GIVEN INSTRUCTION:
Copy the data below exactly.

=== LISTED RECORDS ===

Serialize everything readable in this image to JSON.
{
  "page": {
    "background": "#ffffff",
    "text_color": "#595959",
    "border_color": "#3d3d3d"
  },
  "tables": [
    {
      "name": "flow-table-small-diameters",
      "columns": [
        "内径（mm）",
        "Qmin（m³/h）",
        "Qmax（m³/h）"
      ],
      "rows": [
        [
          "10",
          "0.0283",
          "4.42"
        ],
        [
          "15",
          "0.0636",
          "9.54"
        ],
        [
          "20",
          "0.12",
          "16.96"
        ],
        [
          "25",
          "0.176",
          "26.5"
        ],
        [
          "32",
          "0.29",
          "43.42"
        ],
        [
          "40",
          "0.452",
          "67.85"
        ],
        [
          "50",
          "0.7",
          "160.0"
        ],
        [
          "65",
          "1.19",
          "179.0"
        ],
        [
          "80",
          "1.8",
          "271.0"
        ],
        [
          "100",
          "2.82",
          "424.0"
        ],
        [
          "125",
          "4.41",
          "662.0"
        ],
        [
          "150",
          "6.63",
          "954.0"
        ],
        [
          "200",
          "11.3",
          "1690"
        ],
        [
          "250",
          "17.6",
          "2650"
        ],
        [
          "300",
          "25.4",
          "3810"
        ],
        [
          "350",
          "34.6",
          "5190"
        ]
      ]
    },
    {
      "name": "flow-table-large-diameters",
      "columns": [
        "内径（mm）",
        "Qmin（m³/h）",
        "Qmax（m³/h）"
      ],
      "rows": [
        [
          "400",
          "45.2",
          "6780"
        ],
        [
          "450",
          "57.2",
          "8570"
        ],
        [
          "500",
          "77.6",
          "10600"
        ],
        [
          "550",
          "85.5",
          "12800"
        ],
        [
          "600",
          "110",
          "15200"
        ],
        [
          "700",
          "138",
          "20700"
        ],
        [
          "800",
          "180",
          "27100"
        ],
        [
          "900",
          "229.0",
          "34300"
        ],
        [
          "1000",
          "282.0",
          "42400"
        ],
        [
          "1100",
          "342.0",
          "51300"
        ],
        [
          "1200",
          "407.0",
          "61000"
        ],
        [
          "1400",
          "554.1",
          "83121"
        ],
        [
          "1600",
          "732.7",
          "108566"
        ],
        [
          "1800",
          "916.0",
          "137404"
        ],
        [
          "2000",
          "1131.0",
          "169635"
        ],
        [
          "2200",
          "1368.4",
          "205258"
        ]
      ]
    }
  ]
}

===

EXERCISE RESULT:
Serialize everything readable in this image to JSON.
{
  "page": {
    "background": "#ffffff",
    "text_color": "#595959",
    "border_color": "#3d3d3d"
  },
  "tables": [
    {
      "name": "flow-table-small-diameters",
      "columns": [
        "内径（mm）",
        "Qmin（m³/h）",
        "Qmax（m³/h）"
      ],
      "rows": [
        [
          "10",
          "0.0283",
          "4.42"
        ],
        [
          "15",
          "0.0636",
          "9.54"
        ],
        [
          "20",
          "0.12",
          "16.96"
        ],
        [
          "25",
          "0.176",
          "26.5"
        ],
        [
          "32",
          "0.29",
          "43.42"
        ],
        [
          "40",
          "0.452",
          "67.85"
        ],
        [
          "50",
          "0.7",
          "160.0"
        ],
        [
          "65",
          "1.19",
          "179.0"
        ],
        [
          "80",
          "1.8",
          "271.0"
        ],
        [
          "100",
          "2.82",
          "424.0"
        ],
        [
          "125",
          "4.41",
          "662.0"
        ],
        [
          "150",
          "6.63",
          "954.0"
        ],
        [
          "200",
          "11.3",
          "1690"
        ],
        [
          "250",
          "17.6",
          "2650"
        ],
        [
          "300",
          "25.4",
          "3810"
        ],
        [
          "350",
          "34.6",
          "5190"
        ]
      ]
    },
    {
      "name": "flow-table-large-diameters",
      "columns": [
        "内径（mm）",
        "Qmin（m³/h）",
        "Qmax（m³/h）"
      ],
      "rows": [
        [
          "400",
          "45.2",
          "6780"
        ],
        [
          "450",
          "57.2",
          "8570"
        ],
        [
          "500",
          "77.6",
          "10600"
        ],
        [
          "550",
          "85.5",
          "12800"
        ],
        [
          "600",
          "110",
          "15200"
        ],
        [
          "700",
          "138",
          "20700"
        ],
        [
          "800",
          "180",
          "27100"
        ],
        [
          "900",
          "229.0",
          "34300"
        ],
        [
          "1000",
          "282.0",
          "42400"
        ],
        [
          "1100",
          "342.0",
          "51300"
        ],
        [
          "1200",
          "407.0",
          "61000"
        ],
        [
          "1400",
          "554.1",
          "83121"
        ],
        [
          "1600",
          "732.7",
          "108566"
        ],
        [
          "1800",
          "916.0",
          "137404"
        ],
        [
          "2000",
          "1131.0",
          "169635"
        ],
        [
          "2200",
          "1368.4",
          "205258"
        ]
      ]
    }
  ]
}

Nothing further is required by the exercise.